* **What the exercise asks**
Each line of the data that includes the string "this" is to be copied out.

Figure content listings
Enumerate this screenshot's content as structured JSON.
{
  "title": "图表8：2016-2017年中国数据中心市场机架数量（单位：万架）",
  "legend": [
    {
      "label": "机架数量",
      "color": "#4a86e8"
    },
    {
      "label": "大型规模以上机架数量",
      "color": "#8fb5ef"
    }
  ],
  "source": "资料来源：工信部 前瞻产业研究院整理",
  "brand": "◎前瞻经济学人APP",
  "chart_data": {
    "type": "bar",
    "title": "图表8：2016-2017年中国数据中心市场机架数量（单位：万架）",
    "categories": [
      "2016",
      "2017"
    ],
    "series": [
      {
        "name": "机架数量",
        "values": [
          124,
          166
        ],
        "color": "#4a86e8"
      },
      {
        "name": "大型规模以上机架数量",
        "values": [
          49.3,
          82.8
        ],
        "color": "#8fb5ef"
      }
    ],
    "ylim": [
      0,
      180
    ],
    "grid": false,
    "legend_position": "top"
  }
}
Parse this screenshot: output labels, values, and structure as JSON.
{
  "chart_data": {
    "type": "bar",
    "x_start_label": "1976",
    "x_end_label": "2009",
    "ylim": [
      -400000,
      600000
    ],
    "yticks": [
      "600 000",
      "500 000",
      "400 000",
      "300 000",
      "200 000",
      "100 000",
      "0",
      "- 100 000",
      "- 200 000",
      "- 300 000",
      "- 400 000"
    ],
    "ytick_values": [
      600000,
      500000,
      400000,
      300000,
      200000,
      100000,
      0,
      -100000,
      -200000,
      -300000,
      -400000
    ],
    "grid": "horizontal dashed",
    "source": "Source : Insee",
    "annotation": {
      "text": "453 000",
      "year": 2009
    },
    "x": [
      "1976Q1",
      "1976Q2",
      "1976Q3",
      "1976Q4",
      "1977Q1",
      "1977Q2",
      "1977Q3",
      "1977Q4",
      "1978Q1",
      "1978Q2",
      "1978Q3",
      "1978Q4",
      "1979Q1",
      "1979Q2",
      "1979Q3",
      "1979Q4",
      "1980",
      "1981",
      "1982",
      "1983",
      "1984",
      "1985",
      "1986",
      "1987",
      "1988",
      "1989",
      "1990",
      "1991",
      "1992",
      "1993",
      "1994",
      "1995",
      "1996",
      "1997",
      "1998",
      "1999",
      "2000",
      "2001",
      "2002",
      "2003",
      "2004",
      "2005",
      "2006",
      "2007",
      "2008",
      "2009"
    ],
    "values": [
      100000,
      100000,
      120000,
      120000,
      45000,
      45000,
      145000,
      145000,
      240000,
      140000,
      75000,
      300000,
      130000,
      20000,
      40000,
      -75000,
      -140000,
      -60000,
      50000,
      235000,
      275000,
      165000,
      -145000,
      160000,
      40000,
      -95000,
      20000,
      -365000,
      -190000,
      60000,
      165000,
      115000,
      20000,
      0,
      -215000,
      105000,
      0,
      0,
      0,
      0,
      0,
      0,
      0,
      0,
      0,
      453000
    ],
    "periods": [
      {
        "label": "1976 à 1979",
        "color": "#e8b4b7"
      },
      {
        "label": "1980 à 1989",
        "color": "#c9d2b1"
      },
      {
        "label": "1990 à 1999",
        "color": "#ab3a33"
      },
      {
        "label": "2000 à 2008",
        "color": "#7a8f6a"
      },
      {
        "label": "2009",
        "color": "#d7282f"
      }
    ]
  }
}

* **The reply**
Enumerate this screenshot's content as structured JSON.
Parse this screenshot: output labels, values, and structure as JSON.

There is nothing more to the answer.